Answer
$\quad x\displaystyle \in\left\{-1-\sqrt{2},-1+\sqrt{2},\frac{2}{3}\right\}$
Work Step by Step
Factoring in pairs is not obvious here, so we try to find rational zeros of
$f(x)=3x^{3}+4x^{2}-7x+2$
Possible rational roots: $\displaystyle \frac{p}{q}=\frac{\pm 1,\pm 2}{\pm 1,\pm 3}$
Testing with synthetic division, $x\pm 1$ both fail (not zeros),
try $x-\displaystyle \frac{2}{3}$
$\left.\begin{array}{l}
2/3 \ \ |\\ \\ \\ \end{array}\right.\begin{array}{rrrrrr}
3 &4 &-7 &2 \\\hline
&2 &4 & -2 \\\hline
3& 6 &-3 & |\ \ 0 \end{array}$
$f(x)=(x-\displaystyle \frac{2}{3})( 3x^{2}+6x-3)$
$=(x-\displaystyle \frac{2}{3})\cdot 3( x^{2}+2x-1)$
$=(3x-2)( x^{2}+2x+1-1-1)\qquad$... completing a square
$=(3x-2)[( x+1)^{2}-2]\qquad$ ... difference of squares in brackets
$=(3x-2)(x+1+\sqrt{2})(x+1-\sqrt{2})$
$ f(x)=0\quad$when$\quad x\displaystyle \in\left\{-1-\sqrt{2},-1+\sqrt{2},\frac{2}{3}\right\}$

### GIVEN INFORMATION
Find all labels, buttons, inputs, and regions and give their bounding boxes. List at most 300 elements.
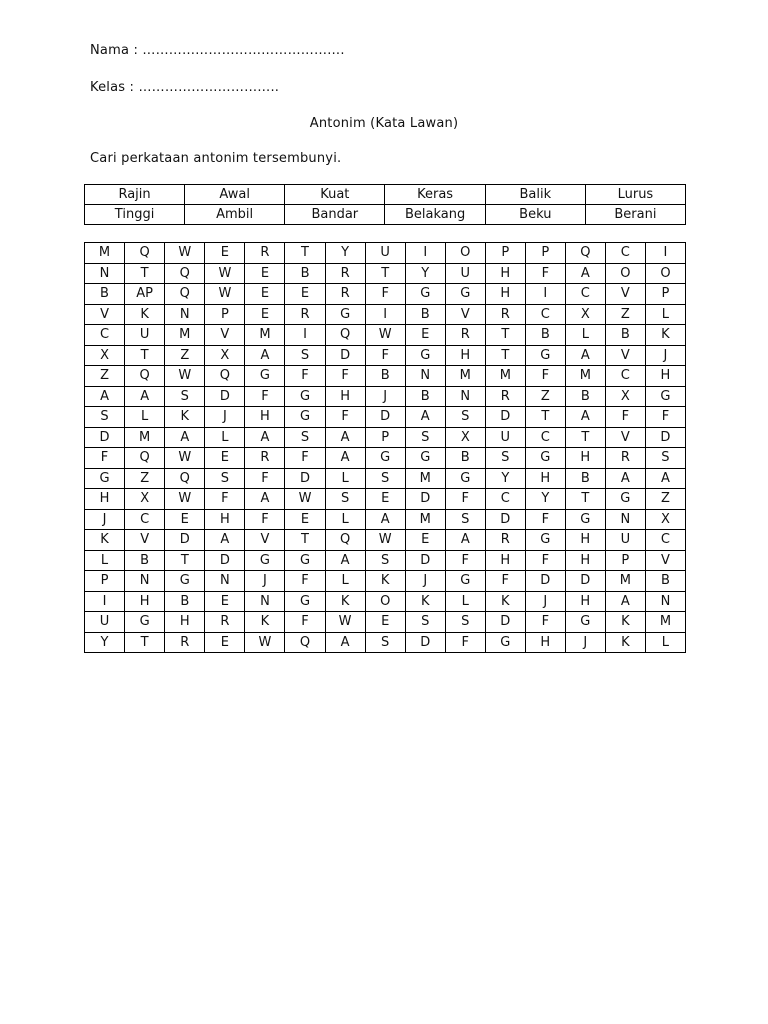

### DIRECTION
In the worked solution for the cubic, which value does synthetic division confirm as a zero of f(x)?

### FULL OUTPUT
x = 2/3